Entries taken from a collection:
** START **

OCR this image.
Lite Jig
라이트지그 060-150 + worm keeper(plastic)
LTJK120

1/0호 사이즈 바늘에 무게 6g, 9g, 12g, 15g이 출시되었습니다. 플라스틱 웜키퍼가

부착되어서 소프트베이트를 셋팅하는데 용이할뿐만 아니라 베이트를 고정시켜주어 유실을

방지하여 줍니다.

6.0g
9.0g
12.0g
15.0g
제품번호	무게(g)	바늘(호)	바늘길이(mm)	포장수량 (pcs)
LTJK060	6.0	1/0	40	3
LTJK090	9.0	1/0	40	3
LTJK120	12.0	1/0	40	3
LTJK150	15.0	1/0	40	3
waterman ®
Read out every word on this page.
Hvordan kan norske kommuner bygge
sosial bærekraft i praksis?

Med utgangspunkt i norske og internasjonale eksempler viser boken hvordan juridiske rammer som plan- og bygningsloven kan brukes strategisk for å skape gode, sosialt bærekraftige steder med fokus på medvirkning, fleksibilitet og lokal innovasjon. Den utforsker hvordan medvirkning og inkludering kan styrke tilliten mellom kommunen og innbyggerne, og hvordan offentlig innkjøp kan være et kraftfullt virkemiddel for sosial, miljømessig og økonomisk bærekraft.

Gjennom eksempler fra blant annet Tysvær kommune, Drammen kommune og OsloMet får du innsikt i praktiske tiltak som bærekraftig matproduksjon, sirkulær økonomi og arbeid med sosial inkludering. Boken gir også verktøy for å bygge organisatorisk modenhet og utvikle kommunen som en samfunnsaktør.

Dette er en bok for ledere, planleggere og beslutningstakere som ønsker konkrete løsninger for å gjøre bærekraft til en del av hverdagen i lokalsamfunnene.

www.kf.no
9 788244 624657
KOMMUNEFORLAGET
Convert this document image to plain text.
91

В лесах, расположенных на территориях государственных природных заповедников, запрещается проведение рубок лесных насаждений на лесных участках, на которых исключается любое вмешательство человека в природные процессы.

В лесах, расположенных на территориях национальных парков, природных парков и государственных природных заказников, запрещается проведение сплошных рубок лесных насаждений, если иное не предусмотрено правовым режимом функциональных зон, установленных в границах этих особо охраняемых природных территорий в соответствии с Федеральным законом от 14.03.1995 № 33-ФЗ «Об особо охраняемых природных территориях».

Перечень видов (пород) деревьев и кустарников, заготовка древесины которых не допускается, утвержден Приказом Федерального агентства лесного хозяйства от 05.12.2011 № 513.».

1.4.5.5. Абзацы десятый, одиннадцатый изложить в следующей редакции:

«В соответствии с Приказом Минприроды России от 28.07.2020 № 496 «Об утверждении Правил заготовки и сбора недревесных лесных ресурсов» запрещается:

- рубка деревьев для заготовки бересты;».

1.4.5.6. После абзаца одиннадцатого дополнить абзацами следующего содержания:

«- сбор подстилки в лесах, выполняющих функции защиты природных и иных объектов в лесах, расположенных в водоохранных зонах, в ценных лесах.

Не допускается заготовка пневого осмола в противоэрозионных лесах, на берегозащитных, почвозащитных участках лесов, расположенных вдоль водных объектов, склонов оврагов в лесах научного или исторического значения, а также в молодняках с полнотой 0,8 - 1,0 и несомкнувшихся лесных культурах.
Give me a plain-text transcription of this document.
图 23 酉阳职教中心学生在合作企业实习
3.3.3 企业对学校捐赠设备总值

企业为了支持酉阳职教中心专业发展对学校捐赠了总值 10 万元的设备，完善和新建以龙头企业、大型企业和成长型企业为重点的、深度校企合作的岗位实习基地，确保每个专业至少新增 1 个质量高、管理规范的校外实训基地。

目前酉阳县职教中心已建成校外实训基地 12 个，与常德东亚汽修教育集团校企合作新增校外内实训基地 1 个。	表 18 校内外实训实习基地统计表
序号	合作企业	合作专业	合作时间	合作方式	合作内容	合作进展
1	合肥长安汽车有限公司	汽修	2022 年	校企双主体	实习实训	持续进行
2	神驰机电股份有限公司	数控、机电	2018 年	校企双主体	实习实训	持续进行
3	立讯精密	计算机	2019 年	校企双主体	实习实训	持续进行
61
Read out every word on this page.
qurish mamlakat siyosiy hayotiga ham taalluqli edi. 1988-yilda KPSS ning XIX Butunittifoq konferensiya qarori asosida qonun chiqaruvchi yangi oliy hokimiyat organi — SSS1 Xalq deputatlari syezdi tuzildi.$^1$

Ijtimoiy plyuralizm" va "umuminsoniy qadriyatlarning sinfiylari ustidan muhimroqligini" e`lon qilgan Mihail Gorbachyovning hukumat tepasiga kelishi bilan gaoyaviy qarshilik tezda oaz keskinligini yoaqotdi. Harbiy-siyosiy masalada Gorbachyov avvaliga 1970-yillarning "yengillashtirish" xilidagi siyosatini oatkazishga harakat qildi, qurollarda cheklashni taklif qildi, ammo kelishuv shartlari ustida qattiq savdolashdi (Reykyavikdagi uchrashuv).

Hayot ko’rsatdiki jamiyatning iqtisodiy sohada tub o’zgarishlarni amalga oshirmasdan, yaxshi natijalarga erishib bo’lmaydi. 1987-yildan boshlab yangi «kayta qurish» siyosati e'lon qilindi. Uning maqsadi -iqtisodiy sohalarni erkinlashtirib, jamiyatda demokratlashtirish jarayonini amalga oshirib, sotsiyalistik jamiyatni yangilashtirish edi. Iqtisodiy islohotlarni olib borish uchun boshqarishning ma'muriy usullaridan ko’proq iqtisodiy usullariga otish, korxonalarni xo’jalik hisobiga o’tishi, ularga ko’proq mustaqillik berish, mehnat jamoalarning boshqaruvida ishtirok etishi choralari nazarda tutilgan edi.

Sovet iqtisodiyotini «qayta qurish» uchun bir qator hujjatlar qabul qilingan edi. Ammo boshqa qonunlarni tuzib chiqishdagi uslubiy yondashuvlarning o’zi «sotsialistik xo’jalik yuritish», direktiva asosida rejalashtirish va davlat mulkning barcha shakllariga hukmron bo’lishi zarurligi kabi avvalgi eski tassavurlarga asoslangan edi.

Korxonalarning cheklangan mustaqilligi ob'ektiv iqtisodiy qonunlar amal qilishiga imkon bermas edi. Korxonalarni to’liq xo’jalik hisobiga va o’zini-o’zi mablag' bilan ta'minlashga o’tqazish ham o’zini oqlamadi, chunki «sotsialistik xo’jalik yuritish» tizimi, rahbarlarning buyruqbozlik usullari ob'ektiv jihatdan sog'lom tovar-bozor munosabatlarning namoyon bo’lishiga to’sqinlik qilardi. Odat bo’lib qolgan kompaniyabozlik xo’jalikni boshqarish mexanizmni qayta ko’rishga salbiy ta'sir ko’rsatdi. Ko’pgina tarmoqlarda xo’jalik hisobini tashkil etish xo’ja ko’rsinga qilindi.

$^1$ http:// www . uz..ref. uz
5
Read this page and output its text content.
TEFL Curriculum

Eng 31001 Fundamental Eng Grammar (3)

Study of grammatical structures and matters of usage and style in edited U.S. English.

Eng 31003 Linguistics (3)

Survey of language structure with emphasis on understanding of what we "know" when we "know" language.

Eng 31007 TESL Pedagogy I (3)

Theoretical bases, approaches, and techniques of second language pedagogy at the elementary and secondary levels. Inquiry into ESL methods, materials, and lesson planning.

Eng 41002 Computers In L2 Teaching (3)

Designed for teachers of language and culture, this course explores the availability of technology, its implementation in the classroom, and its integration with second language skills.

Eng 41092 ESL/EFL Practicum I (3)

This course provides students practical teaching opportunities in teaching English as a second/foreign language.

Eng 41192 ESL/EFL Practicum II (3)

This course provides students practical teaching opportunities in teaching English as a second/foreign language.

** END **

• [Directions]
Make an exact copy of every entry.

• [Solution]
OCR this image.
Lite Jig
라이트지그 060-150 + worm keeper(plastic)
LTJK120

1/0호 사이즈 바늘에 무게 6g, 9g, 12g, 15g이 출시되었습니다. 플라스틱 웜키퍼가

부착되어서 소프트베이트를 셋팅하는데 용이할뿐만 아니라 베이트를 고정시켜주어 유실을

방지하여 줍니다.

6.0g
9.0g
12.0g
15.0g
제품번호	무게(g)	바늘(호)	바늘길이(mm)	포장수량 (pcs)
LTJK060	6.0	1/0	40	3
LTJK090	9.0	1/0	40	3
LTJK120	12.0	1/0	40	3
LTJK150	15.0	1/0	40	3
waterman ®
Read out every word on this page.
Hvordan kan norske kommuner bygge
sosial bærekraft i praksis?

Med utgangspunkt i norske og internasjonale eksempler viser boken hvordan juridiske rammer som plan- og bygningsloven kan brukes strategisk for å skape gode, sosialt bærekraftige steder med fokus på medvirkning, fleksibilitet og lokal innovasjon. Den utforsker hvordan medvirkning og inkludering kan styrke tilliten mellom kommunen og innbyggerne, og hvordan offentlig innkjøp kan være et kraftfullt virkemiddel for sosial, miljømessig og økonomisk bærekraft.

Gjennom eksempler fra blant annet Tysvær kommune, Drammen kommune og OsloMet får du innsikt i praktiske tiltak som bærekraftig matproduksjon, sirkulær økonomi og arbeid med sosial inkludering. Boken gir også verktøy for å bygge organisatorisk modenhet og utvikle kommunen som en samfunnsaktør.

Dette er en bok for ledere, planleggere og beslutningstakere som ønsker konkrete løsninger for å gjøre bærekraft til en del av hverdagen i lokalsamfunnene.

www.kf.no
9 788244 624657
KOMMUNEFORLAGET
Convert this document image to plain text.
91

В лесах, расположенных на территориях государственных природных заповедников, запрещается проведение рубок лесных насаждений на лесных участках, на которых исключается любое вмешательство человека в природные процессы.

В лесах, расположенных на территориях национальных парков, природных парков и государственных природных заказников, запрещается проведение сплошных рубок лесных насаждений, если иное не предусмотрено правовым режимом функциональных зон, установленных в границах этих особо охраняемых природных территорий в соответствии с Федеральным законом от 14.03.1995 № 33-ФЗ «Об особо охраняемых природных территориях».

Перечень видов (пород) деревьев и кустарников, заготовка древесины которых не допускается, утвержден Приказом Федерального агентства лесного хозяйства от 05.12.2011 № 513.».

1.4.5.5. Абзацы десятый, одиннадцатый изложить в следующей редакции:

«В соответствии с Приказом Минприроды России от 28.07.2020 № 496 «Об утверждении Правил заготовки и сбора недревесных лесных ресурсов» запрещается:

- рубка деревьев для заготовки бересты;».

1.4.5.6. После абзаца одиннадцатого дополнить абзацами следующего содержания:

«- сбор подстилки в лесах, выполняющих функции защиты природных и иных объектов в лесах, расположенных в водоохранных зонах, в ценных лесах.

Не допускается заготовка пневого осмола в противоэрозионных лесах, на берегозащитных, почвозащитных участках лесов, расположенных вдоль водных объектов, склонов оврагов в лесах научного или исторического значения, а также в молодняках с полнотой 0,8 - 1,0 и несомкнувшихся лесных культурах.
Give me a plain-text transcription of this document.
图 23 酉阳职教中心学生在合作企业实习
3.3.3 企业对学校捐赠设备总值

企业为了支持酉阳职教中心专业发展对学校捐赠了总值 10 万元的设备，完善和新建以龙头企业、大型企业和成长型企业为重点的、深度校企合作的岗位实习基地，确保每个专业至少新增 1 个质量高、管理规范的校外实训基地。

目前酉阳县职教中心已建成校外实训基地 12 个，与常德东亚汽修教育集团校企合作新增校外内实训基地 1 个。	表 18 校内外实训实习基地统计表
序号	合作企业	合作专业	合作时间	合作方式	合作内容	合作进展
1	合肥长安汽车有限公司	汽修	2022 年	校企双主体	实习实训	持续进行
2	神驰机电股份有限公司	数控、机电	2018 年	校企双主体	实习实训	持续进行
3	立讯精密	计算机	2019 年	校企双主体	实习实训	持续进行
61
Read out every word on this page.
qurish mamlakat siyosiy hayotiga ham taalluqli edi. 1988-yilda KPSS ning XIX Butunittifoq konferensiya qarori asosida qonun chiqaruvchi yangi oliy hokimiyat organi — SSS1 Xalq deputatlari syezdi tuzildi.$^1$

Ijtimoiy plyuralizm" va "umuminsoniy qadriyatlarning sinfiylari ustidan muhimroqligini" e`lon qilgan Mihail Gorbachyovning hukumat tepasiga kelishi bilan gaoyaviy qarshilik tezda oaz keskinligini yoaqotdi. Harbiy-siyosiy masalada Gorbachyov avvaliga 1970-yillarning "yengillashtirish" xilidagi siyosatini oatkazishga harakat qildi, qurollarda cheklashni taklif qildi, ammo kelishuv shartlari ustida qattiq savdolashdi (Reykyavikdagi uchrashuv).

Hayot ko’rsatdiki jamiyatning iqtisodiy sohada tub o’zgarishlarni amalga oshirmasdan, yaxshi natijalarga erishib bo’lmaydi. 1987-yildan boshlab yangi «kayta qurish» siyosati e'lon qilindi. Uning maqsadi -iqtisodiy sohalarni erkinlashtirib, jamiyatda demokratlashtirish jarayonini amalga oshirib, sotsiyalistik jamiyatni yangilashtirish edi. Iqtisodiy islohotlarni olib borish uchun boshqarishning ma'muriy usullaridan ko’proq iqtisodiy usullariga otish, korxonalarni xo’jalik hisobiga o’tishi, ularga ko’proq mustaqillik berish, mehnat jamoalarning boshqaruvida ishtirok etishi choralari nazarda tutilgan edi.

Sovet iqtisodiyotini «qayta qurish» uchun bir qator hujjatlar qabul qilingan edi. Ammo boshqa qonunlarni tuzib chiqishdagi uslubiy yondashuvlarning o’zi «sotsialistik xo’jalik yuritish», direktiva asosida rejalashtirish va davlat mulkning barcha shakllariga hukmron bo’lishi zarurligi kabi avvalgi eski tassavurlarga asoslangan edi.

Korxonalarning cheklangan mustaqilligi ob'ektiv iqtisodiy qonunlar amal qilishiga imkon bermas edi. Korxonalarni to’liq xo’jalik hisobiga va o’zini-o’zi mablag' bilan ta'minlashga o’tqazish ham o’zini oqlamadi, chunki «sotsialistik xo’jalik yuritish» tizimi, rahbarlarning buyruqbozlik usullari ob'ektiv jihatdan sog'lom tovar-bozor munosabatlarning namoyon bo’lishiga to’sqinlik qilardi. Odat bo’lib qolgan kompaniyabozlik xo’jalikni boshqarish mexanizmni qayta ko’rishga salbiy ta'sir ko’rsatdi. Ko’pgina tarmoqlarda xo’jalik hisobini tashkil etish xo’ja ko’rsinga qilindi.

$^1$ http:// www . uz..ref. uz
5
Read this page and output its text content.
TEFL Curriculum

Eng 31001 Fundamental Eng Grammar (3)

Study of grammatical structures and matters of usage and style in edited U.S. English.

Eng 31003 Linguistics (3)

Survey of language structure with emphasis on understanding of what we "know" when we "know" language.

Eng 31007 TESL Pedagogy I (3)

Theoretical bases, approaches, and techniques of second language pedagogy at the elementary and secondary levels. Inquiry into ESL methods, materials, and lesson planning.

Eng 41002 Computers In L2 Teaching (3)

Designed for teachers of language and culture, this course explores the availability of technology, its implementation in the classroom, and its integration with second language skills.

Eng 41092 ESL/EFL Practicum I (3)

This course provides students practical teaching opportunities in teaching English as a second/foreign language.

Eng 41192 ESL/EFL Practicum II (3)

This course provides students practical teaching opportunities in teaching English as a second/foreign language.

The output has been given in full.